▶ [Exercise requirements]: For each line below that contains the string "csufresno", copy that line.

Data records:
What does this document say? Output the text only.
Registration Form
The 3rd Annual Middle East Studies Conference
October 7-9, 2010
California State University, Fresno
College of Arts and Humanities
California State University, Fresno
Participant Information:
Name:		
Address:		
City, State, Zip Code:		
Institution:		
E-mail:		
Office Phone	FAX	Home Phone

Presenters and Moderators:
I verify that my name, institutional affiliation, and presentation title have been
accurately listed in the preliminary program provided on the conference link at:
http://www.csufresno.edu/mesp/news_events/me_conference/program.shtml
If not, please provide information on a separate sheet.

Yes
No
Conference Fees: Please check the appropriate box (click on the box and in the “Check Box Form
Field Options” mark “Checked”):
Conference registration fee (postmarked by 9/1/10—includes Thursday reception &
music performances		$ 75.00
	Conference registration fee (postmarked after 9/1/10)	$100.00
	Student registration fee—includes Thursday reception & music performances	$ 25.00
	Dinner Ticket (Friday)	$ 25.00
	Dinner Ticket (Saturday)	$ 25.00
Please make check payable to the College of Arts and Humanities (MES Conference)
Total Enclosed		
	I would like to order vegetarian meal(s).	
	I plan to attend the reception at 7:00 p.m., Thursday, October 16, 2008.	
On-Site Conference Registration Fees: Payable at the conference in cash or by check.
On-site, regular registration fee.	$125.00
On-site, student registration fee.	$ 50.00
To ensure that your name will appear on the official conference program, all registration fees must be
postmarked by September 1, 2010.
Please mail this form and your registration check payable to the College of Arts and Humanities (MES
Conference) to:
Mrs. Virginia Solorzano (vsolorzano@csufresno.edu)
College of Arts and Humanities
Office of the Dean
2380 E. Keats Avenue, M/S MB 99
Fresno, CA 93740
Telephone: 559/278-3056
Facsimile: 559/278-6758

▶ [Solution to the problem]:
http://www.csufresno.edu/mesp/news_events/me_conference/program.shtml
Mrs. Virginia Solorzano (vsolorzano@csufresno.edu)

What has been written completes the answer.